Given task |
Every entry below must be repeated exactly; skip the pictures.

Records supplied |
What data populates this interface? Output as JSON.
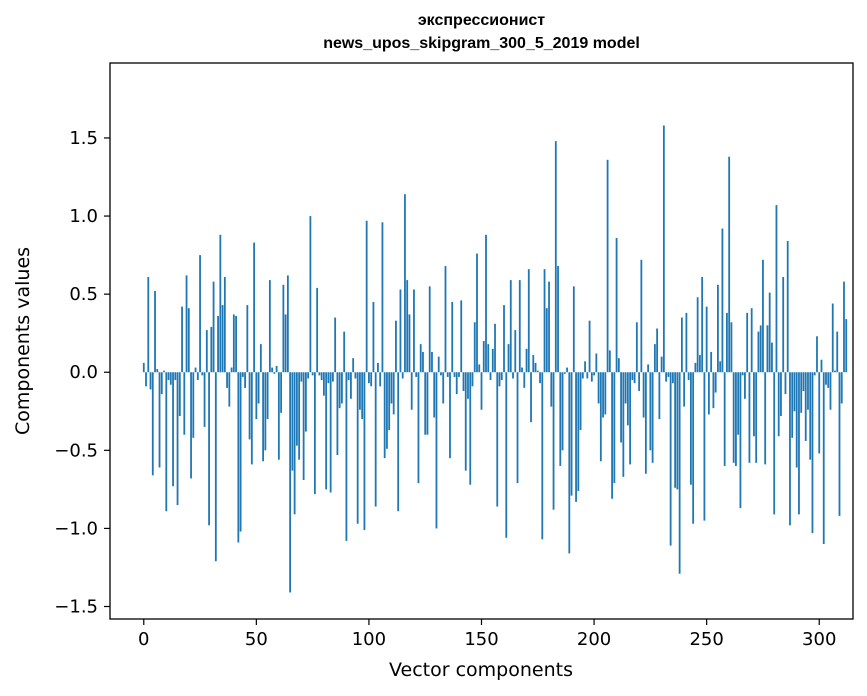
{
  "chart_data": {
    "type": "bar",
    "title": "экспрессионист",
    "subtitle": "news_upos_skipgram_300_5_2019 model",
    "xlabel": "Vector components",
    "ylabel": "Components values",
    "xlim": [
      -15,
      315
    ],
    "ylim": [
      -1.58,
      1.98
    ],
    "xticks": [
      0,
      50,
      100,
      150,
      200,
      250,
      300
    ],
    "xtick_labels": [
      "0",
      "50",
      "100",
      "150",
      "200",
      "250",
      "300"
    ],
    "yticks": [
      -1.5,
      -1.0,
      -0.5,
      0.0,
      0.5,
      1.0,
      1.5
    ],
    "ytick_labels": [
      "−1.5",
      "−1.0",
      "−0.5",
      "0.0",
      "0.5",
      "1.0",
      "1.5"
    ],
    "bar_color": "#1f77b4",
    "grid": false,
    "values": [
      0.06,
      -0.09,
      0.61,
      -0.11,
      -0.66,
      0.52,
      0.02,
      -0.61,
      -0.14,
      0.01,
      -0.89,
      -0.05,
      -0.08,
      -0.73,
      -0.05,
      -0.85,
      -0.28,
      0.42,
      -0.4,
      0.62,
      0.41,
      -0.68,
      -0.42,
      0.03,
      -0.05,
      0.75,
      -0.02,
      -0.35,
      0.27,
      -0.98,
      0.29,
      0.58,
      -1.21,
      0.36,
      0.88,
      0.43,
      0.61,
      -0.1,
      -0.22,
      0.03,
      0.37,
      0.36,
      -1.09,
      -1.02,
      -0.03,
      -0.1,
      0.43,
      -0.43,
      -0.59,
      0.83,
      -0.3,
      -0.2,
      0.18,
      -0.57,
      -0.5,
      -0.3,
      0.59,
      0.03,
      -0.01,
      0.04,
      -0.56,
      -0.26,
      0.56,
      0.37,
      0.62,
      -1.41,
      -0.63,
      -0.91,
      -0.47,
      -0.56,
      -0.06,
      -0.69,
      -0.38,
      -0.04,
      1.0,
      -0.02,
      -0.78,
      0.54,
      -0.02,
      -0.05,
      -0.15,
      -0.75,
      -0.07,
      -0.77,
      -0.06,
      0.35,
      -0.53,
      -0.23,
      -0.2,
      0.26,
      -1.08,
      -0.05,
      -0.17,
      0.09,
      -0.04,
      -0.97,
      -0.24,
      -0.3,
      -1.01,
      0.97,
      -0.07,
      -0.09,
      0.45,
      -0.86,
      0.06,
      -0.09,
      0.96,
      -0.55,
      -0.49,
      -0.37,
      -0.2,
      -0.27,
      0.33,
      -0.89,
      0.53,
      -0.04,
      1.14,
      0.59,
      0.37,
      -0.24,
      0.53,
      -0.03,
      -0.71,
      0.18,
      0.13,
      -0.4,
      -0.4,
      0.55,
      0.13,
      -0.29,
      -1.0,
      0.1,
      -0.02,
      -0.2,
      0.68,
      -0.03,
      -0.55,
      0.45,
      -0.03,
      -0.14,
      -0.03,
      0.46,
      -0.12,
      -0.63,
      -0.17,
      -0.72,
      -0.09,
      0.32,
      0.76,
      0.05,
      -0.24,
      0.2,
      0.88,
      0.18,
      -0.05,
      0.15,
      0.31,
      -0.86,
      -0.09,
      -0.05,
      0.43,
      -1.06,
      0.18,
      0.59,
      -0.04,
      0.27,
      -0.71,
      0.59,
      0.03,
      -0.1,
      0.15,
      0.66,
      -0.32,
      0.11,
      0.06,
      0.01,
      -0.07,
      -1.07,
      0.66,
      0.41,
      0.58,
      -0.22,
      -0.88,
      1.48,
      0.68,
      -0.6,
      -0.5,
      -0.01,
      0.03,
      -1.16,
      -0.79,
      0.55,
      -0.83,
      -0.76,
      -0.37,
      -0.04,
      0.07,
      -0.04,
      0.33,
      -0.06,
      -0.02,
      0.12,
      -0.2,
      -0.57,
      -0.29,
      -0.27,
      1.36,
      0.14,
      -0.81,
      -0.71,
      0.86,
      0.09,
      -0.45,
      -0.67,
      -0.2,
      -0.34,
      -0.59,
      -0.05,
      -0.07,
      0.32,
      -0.12,
      0.72,
      -0.29,
      -0.65,
      0.05,
      -0.5,
      -0.58,
      0.18,
      0.28,
      -0.3,
      0.1,
      1.58,
      -0.06,
      -0.03,
      -1.11,
      -0.07,
      -0.74,
      -0.75,
      -1.29,
      0.35,
      -0.22,
      0.38,
      -0.05,
      -0.72,
      -0.97,
      0.06,
      0.48,
      0.11,
      0.61,
      -0.95,
      0.42,
      -0.27,
      0.13,
      -0.23,
      -0.13,
      0.56,
      0.07,
      0.92,
      -0.6,
      0.38,
      1.38,
      0.32,
      -0.58,
      -0.6,
      -0.4,
      -0.87,
      -0.02,
      -0.17,
      0.38,
      -0.58,
      0.41,
      -0.41,
      -0.58,
      0.26,
      0.3,
      0.72,
      -0.59,
      0.3,
      0.51,
      0.19,
      -0.91,
      1.07,
      -0.41,
      -0.28,
      0.61,
      -0.14,
      0.84,
      -0.98,
      -0.42,
      -0.25,
      -0.61,
      -0.91,
      -0.26,
      -0.12,
      -0.44,
      -0.24,
      -0.56,
      -1.03,
      -0.02,
      0.23,
      -0.52,
      0.08,
      -1.1,
      -0.08,
      -0.1,
      -0.24,
      0.44,
      0.01,
      0.26,
      -0.92,
      -0.2,
      0.58,
      0.34
    ]
  }
}
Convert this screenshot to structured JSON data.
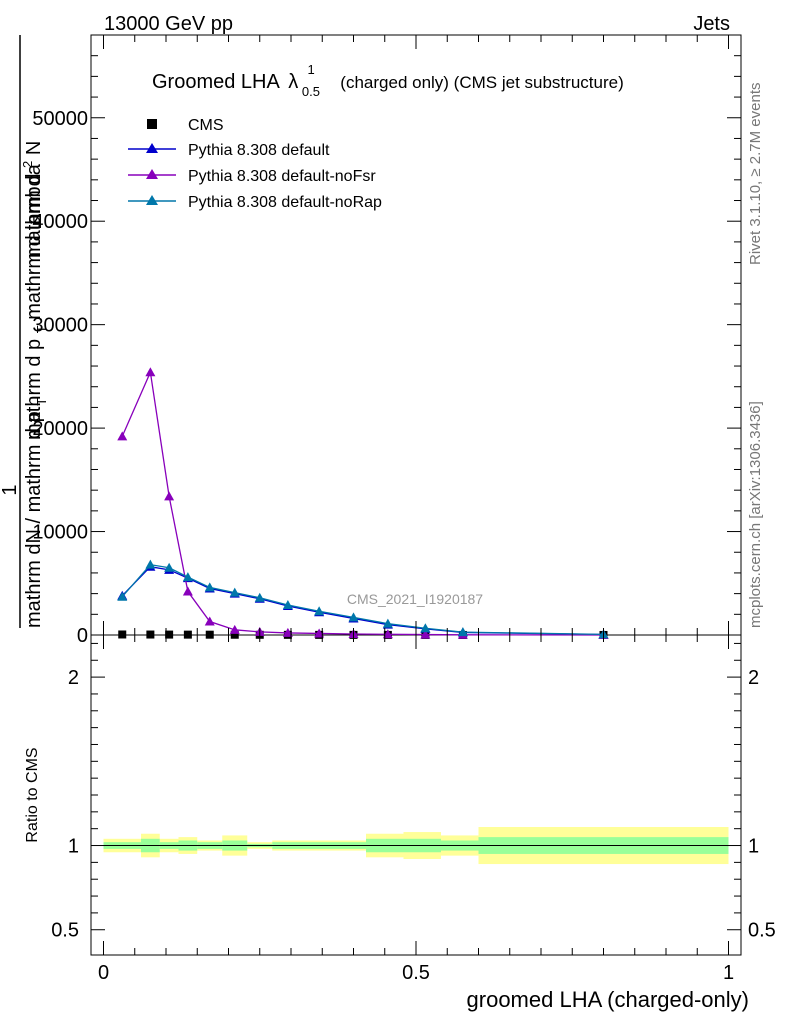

Solution to this problem |
What data populates this interface? Output as JSON.
{
  "chart_data": {
    "type": "bar",
    "title": "экспрессионист",
    "subtitle": "news_upos_skipgram_300_5_2019 model",
    "xlabel": "Vector components",
    "ylabel": "Components values",
    "xlim": [
      -15,
      315
    ],
    "ylim": [
      -1.58,
      1.98
    ],
    "xticks": [
      0,
      50,
      100,
      150,
      200,
      250,
      300
    ],
    "xtick_labels": [
      "0",
      "50",
      "100",
      "150",
      "200",
      "250",
      "300"
    ],
    "yticks": [
      -1.5,
      -1.0,
      -0.5,
      0.0,
      0.5,
      1.0,
      1.5
    ],
    "ytick_labels": [
      "−1.5",
      "−1.0",
      "−0.5",
      "0.0",
      "0.5",
      "1.0",
      "1.5"
    ],
    "bar_color": "#1f77b4",
    "grid": false,
    "values": [
      0.06,
      -0.09,
      0.61,
      -0.11,
      -0.66,
      0.52,
      0.02,
      -0.61,
      -0.14,
      0.01,
      -0.89,
      -0.05,
      -0.08,
      -0.73,
      -0.05,
      -0.85,
      -0.28,
      0.42,
      -0.4,
      0.62,
      0.41,
      -0.68,
      -0.42,
      0.03,
      -0.05,
      0.75,
      -0.02,
      -0.35,
      0.27,
      -0.98,
      0.29,
      0.58,
      -1.21,
      0.36,
      0.88,
      0.43,
      0.61,
      -0.1,
      -0.22,
      0.03,
      0.37,
      0.36,
      -1.09,
      -1.02,
      -0.03,
      -0.1,
      0.43,
      -0.43,
      -0.59,
      0.83,
      -0.3,
      -0.2,
      0.18,
      -0.57,
      -0.5,
      -0.3,
      0.59,
      0.03,
      -0.01,
      0.04,
      -0.56,
      -0.26,
      0.56,
      0.37,
      0.62,
      -1.41,
      -0.63,
      -0.91,
      -0.47,
      -0.56,
      -0.06,
      -0.69,
      -0.38,
      -0.04,
      1.0,
      -0.02,
      -0.78,
      0.54,
      -0.02,
      -0.05,
      -0.15,
      -0.75,
      -0.07,
      -0.77,
      -0.06,
      0.35,
      -0.53,
      -0.23,
      -0.2,
      0.26,
      -1.08,
      -0.05,
      -0.17,
      0.09,
      -0.04,
      -0.97,
      -0.24,
      -0.3,
      -1.01,
      0.97,
      -0.07,
      -0.09,
      0.45,
      -0.86,
      0.06,
      -0.09,
      0.96,
      -0.55,
      -0.49,
      -0.37,
      -0.2,
      -0.27,
      0.33,
      -0.89,
      0.53,
      -0.04,
      1.14,
      0.59,
      0.37,
      -0.24,
      0.53,
      -0.03,
      -0.71,
      0.18,
      0.13,
      -0.4,
      -0.4,
      0.55,
      0.13,
      -0.29,
      -1.0,
      0.1,
      -0.02,
      -0.2,
      0.68,
      -0.03,
      -0.55,
      0.45,
      -0.03,
      -0.14,
      -0.03,
      0.46,
      -0.12,
      -0.63,
      -0.17,
      -0.72,
      -0.09,
      0.32,
      0.76,
      0.05,
      -0.24,
      0.2,
      0.88,
      0.18,
      -0.05,
      0.15,
      0.31,
      -0.86,
      -0.09,
      -0.05,
      0.43,
      -1.06,
      0.18,
      0.59,
      -0.04,
      0.27,
      -0.71,
      0.59,
      0.03,
      -0.1,
      0.15,
      0.66,
      -0.32,
      0.11,
      0.06,
      0.01,
      -0.07,
      -1.07,
      0.66,
      0.41,
      0.58,
      -0.22,
      -0.88,
      1.48,
      0.68,
      -0.6,
      -0.5,
      -0.01,
      0.03,
      -1.16,
      -0.79,
      0.55,
      -0.83,
      -0.76,
      -0.37,
      -0.04,
      0.07,
      -0.04,
      0.33,
      -0.06,
      -0.02,
      0.12,
      -0.2,
      -0.57,
      -0.29,
      -0.27,
      1.36,
      0.14,
      -0.81,
      -0.71,
      0.86,
      0.09,
      -0.45,
      -0.67,
      -0.2,
      -0.34,
      -0.59,
      -0.05,
      -0.07,
      0.32,
      -0.12,
      0.72,
      -0.29,
      -0.65,
      0.05,
      -0.5,
      -0.58,
      0.18,
      0.28,
      -0.3,
      0.1,
      1.58,
      -0.06,
      -0.03,
      -1.11,
      -0.07,
      -0.74,
      -0.75,
      -1.29,
      0.35,
      -0.22,
      0.38,
      -0.05,
      -0.72,
      -0.97,
      0.06,
      0.48,
      0.11,
      0.61,
      -0.95,
      0.42,
      -0.27,
      0.13,
      -0.23,
      -0.13,
      0.56,
      0.07,
      0.92,
      -0.6,
      0.38,
      1.38,
      0.32,
      -0.58,
      -0.6,
      -0.4,
      -0.87,
      -0.02,
      -0.17,
      0.38,
      -0.58,
      0.41,
      -0.41,
      -0.58,
      0.26,
      0.3,
      0.72,
      -0.59,
      0.3,
      0.51,
      0.19,
      -0.91,
      1.07,
      -0.41,
      -0.28,
      0.61,
      -0.14,
      0.84,
      -0.98,
      -0.42,
      -0.25,
      -0.61,
      -0.91,
      -0.26,
      -0.12,
      -0.44,
      -0.24,
      -0.56,
      -1.03,
      -0.02,
      0.23,
      -0.52,
      0.08,
      -1.1,
      -0.08,
      -0.1,
      -0.24,
      0.44,
      0.01,
      0.26,
      -0.92,
      -0.2,
      0.58,
      0.34
    ]
  }
}
Convert this screenshot to structured JSON data.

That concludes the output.